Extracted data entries
§

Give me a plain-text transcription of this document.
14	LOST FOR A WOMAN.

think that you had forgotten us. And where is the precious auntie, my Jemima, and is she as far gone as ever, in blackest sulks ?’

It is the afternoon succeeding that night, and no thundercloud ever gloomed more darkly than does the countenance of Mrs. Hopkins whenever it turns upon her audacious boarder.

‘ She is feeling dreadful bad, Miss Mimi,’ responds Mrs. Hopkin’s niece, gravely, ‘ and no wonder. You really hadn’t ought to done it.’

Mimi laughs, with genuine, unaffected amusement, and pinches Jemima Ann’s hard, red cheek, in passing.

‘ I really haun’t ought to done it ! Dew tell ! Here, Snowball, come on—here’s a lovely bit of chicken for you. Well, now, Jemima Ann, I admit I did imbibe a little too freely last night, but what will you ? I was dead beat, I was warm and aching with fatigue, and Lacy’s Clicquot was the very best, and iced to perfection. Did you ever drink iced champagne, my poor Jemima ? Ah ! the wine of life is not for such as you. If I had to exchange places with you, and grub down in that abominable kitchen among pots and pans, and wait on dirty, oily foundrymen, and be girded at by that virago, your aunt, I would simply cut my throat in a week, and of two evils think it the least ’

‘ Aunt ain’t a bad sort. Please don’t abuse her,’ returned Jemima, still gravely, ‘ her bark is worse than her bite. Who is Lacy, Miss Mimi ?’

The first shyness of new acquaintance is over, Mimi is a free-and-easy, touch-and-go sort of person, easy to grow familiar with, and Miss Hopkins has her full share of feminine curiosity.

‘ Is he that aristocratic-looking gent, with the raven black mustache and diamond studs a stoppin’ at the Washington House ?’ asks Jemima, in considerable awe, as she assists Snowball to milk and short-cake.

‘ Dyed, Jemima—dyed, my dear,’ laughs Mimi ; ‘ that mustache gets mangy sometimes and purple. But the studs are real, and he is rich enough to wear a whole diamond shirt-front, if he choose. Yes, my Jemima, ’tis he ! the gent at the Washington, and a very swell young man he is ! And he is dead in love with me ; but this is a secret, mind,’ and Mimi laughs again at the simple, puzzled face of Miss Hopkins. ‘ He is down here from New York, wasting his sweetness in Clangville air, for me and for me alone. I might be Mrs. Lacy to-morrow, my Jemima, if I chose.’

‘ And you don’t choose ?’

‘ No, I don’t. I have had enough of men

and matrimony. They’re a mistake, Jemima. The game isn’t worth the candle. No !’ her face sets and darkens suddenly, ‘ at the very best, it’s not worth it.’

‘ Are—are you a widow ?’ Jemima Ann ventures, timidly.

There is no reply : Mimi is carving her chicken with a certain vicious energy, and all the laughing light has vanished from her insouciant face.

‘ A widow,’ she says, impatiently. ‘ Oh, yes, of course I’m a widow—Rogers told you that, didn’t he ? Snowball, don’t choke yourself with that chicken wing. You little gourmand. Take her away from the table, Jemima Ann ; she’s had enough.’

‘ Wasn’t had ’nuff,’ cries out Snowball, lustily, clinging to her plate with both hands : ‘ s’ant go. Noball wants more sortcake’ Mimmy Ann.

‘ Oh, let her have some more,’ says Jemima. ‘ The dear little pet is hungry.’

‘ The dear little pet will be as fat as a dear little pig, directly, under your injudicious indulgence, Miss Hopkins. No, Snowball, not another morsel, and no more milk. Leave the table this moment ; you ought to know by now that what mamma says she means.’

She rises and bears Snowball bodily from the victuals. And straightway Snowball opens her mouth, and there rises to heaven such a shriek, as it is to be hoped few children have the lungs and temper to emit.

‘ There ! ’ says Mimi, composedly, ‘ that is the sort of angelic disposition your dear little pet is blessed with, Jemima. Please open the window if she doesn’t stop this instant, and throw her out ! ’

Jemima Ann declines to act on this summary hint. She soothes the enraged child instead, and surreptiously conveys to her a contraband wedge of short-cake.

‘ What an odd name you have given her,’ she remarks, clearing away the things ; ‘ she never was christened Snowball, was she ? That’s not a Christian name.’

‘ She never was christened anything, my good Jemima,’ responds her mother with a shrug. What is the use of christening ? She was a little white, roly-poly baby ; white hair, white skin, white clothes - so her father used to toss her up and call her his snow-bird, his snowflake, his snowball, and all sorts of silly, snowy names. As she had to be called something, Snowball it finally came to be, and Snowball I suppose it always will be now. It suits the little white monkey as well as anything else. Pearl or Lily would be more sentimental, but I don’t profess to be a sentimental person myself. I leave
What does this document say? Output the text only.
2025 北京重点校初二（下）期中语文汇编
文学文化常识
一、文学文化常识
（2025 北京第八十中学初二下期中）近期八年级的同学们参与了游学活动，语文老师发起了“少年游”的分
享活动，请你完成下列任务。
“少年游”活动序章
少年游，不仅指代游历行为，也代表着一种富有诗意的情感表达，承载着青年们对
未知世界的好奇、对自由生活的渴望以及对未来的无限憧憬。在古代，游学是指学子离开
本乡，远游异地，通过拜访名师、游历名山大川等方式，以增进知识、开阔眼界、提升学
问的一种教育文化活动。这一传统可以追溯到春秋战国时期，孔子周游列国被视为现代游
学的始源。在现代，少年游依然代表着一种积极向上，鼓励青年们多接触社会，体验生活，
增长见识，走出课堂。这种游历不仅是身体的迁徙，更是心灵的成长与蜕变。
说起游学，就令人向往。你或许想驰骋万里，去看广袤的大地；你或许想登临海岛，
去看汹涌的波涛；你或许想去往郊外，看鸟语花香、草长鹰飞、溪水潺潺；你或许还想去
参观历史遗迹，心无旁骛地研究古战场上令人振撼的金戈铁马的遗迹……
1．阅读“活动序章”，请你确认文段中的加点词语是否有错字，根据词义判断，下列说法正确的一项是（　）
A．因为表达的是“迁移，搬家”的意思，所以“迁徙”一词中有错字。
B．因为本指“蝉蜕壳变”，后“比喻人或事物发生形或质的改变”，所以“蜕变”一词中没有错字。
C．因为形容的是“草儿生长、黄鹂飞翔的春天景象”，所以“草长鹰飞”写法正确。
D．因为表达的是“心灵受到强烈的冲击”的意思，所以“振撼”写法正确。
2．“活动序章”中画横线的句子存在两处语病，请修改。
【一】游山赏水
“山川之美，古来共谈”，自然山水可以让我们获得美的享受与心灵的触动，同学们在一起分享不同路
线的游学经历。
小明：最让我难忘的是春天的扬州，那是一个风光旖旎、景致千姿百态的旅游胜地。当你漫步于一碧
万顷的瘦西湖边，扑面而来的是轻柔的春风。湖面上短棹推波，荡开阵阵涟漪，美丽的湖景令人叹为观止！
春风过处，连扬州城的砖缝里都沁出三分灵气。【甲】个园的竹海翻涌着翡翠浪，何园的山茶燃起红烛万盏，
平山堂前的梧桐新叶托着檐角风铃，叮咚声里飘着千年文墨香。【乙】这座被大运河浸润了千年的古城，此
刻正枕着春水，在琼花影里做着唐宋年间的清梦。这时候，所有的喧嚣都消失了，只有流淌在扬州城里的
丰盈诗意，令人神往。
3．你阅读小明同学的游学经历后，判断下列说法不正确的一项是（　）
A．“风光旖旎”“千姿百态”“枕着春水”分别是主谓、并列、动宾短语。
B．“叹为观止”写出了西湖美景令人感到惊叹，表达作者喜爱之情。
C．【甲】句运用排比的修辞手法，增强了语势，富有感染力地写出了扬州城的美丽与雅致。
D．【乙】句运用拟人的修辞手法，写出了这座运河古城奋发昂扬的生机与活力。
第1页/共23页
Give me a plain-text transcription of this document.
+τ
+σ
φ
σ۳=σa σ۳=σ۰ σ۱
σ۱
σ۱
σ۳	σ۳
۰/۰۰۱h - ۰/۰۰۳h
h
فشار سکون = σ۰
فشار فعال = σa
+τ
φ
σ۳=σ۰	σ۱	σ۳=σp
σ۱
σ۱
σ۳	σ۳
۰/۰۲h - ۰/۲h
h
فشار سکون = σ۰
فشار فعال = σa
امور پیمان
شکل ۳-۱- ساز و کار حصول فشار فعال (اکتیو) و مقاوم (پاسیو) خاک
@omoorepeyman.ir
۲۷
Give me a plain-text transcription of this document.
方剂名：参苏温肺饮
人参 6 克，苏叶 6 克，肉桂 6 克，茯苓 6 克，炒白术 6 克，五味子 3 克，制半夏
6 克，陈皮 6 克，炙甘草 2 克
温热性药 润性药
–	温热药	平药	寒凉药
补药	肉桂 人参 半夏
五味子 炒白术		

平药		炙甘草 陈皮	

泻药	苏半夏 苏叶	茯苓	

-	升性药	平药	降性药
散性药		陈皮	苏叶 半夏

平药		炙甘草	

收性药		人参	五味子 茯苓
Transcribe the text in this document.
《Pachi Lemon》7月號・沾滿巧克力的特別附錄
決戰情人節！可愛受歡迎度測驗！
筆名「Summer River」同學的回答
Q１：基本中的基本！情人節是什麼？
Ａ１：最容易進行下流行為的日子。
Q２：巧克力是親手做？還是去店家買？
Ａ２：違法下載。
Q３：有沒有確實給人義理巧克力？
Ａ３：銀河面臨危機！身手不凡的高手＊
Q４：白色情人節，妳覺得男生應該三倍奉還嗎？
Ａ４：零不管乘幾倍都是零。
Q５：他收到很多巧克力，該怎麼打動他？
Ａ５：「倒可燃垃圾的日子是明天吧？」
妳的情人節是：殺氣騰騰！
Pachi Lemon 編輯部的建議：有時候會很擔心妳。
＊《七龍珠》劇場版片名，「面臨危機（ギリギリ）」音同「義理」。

§

_Task description_
Check each line above for the word "responds", and copy the lines where it appears.

_Final result_
‘ She is feeling dreadful bad, Miss Mimi,’ responds Mrs. Hopkin’s niece, gravely, ‘ and no wonder. You really hadn’t ought to done it.’
‘ She never was christened anything, my good Jemima,’ responds her mother with a shrug. What is the use of christening ? She was a little white, roly-poly baby ; white hair, white skin, white clothes - so her father used to toss her up and call her his snow-bird, his snowflake, his snowball, and all sorts of silly, snowy names. As she had to be called something, Snowball it finally came to be, and Snowball I suppose it always will be now. It suits the little white monkey as well as anything else. Pearl or Lily would be more sentimental, but I don’t profess to be a sentimental person myself. I leave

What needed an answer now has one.